[Begin INPUT]

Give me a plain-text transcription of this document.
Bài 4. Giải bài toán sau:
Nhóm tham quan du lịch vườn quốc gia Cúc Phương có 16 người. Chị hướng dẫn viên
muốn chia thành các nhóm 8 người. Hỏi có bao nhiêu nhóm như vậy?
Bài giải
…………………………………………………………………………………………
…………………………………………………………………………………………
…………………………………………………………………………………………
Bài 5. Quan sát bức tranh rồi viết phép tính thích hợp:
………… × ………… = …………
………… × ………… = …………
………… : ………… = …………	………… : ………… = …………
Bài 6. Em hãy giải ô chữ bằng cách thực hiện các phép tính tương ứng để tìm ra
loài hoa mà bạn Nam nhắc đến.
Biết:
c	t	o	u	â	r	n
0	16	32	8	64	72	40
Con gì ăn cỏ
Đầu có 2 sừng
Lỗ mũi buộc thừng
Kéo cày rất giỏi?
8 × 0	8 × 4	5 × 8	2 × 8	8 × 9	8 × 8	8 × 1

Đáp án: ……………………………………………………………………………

[End INPUT]

## EXERCISE:
Everything in the listing above should be restated exactly.

## COMPLETED EXERCISE:
Give me a plain-text transcription of this document.
Bài 4. Giải bài toán sau:
Nhóm tham quan du lịch vườn quốc gia Cúc Phương có 16 người. Chị hướng dẫn viên
muốn chia thành các nhóm 8 người. Hỏi có bao nhiêu nhóm như vậy?
Bài giải
…………………………………………………………………………………………
…………………………………………………………………………………………
…………………………………………………………………………………………
Bài 5. Quan sát bức tranh rồi viết phép tính thích hợp:
………… × ………… = …………
………… × ………… = …………
………… : ………… = …………	………… : ………… = …………
Bài 6. Em hãy giải ô chữ bằng cách thực hiện các phép tính tương ứng để tìm ra
loài hoa mà bạn Nam nhắc đến.
Biết:
c	t	o	u	â	r	n
0	16	32	8	64	72	40
Con gì ăn cỏ
Đầu có 2 sừng
Lỗ mũi buộc thừng
Kéo cày rất giỏi?
8 × 0	8 × 4	5 × 8	2 × 8	8 × 9	8 × 8	8 × 1

Đáp án: ……………………………………………………………………………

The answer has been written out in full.